* Direction: Count how many lines in the material below hold the word "this"; the reply is that number alone.

====== Recorded data

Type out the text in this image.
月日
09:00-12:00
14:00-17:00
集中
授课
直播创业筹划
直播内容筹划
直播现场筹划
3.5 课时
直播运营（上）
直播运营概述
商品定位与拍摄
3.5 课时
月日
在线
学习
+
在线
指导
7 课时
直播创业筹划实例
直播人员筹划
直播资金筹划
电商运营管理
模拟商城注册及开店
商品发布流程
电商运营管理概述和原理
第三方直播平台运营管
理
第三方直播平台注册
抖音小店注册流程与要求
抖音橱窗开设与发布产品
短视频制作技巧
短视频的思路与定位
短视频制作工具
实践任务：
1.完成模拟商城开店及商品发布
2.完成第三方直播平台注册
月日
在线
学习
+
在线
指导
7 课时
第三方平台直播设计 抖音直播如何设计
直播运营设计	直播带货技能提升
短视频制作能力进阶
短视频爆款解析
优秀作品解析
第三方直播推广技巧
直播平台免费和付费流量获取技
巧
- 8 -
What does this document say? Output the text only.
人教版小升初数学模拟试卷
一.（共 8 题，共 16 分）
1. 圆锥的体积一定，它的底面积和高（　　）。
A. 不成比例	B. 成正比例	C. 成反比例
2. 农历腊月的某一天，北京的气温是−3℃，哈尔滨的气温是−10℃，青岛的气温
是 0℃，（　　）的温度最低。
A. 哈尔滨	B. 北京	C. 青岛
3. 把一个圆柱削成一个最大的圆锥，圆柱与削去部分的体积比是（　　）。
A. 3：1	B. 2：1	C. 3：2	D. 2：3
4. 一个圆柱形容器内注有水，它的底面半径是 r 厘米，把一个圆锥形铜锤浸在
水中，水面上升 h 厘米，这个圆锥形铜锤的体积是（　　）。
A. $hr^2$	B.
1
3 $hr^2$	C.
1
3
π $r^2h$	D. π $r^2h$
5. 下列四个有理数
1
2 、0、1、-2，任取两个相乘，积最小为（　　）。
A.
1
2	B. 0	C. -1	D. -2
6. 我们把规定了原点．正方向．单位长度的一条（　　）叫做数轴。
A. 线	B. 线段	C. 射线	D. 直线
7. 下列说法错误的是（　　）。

============

* Completed task: 2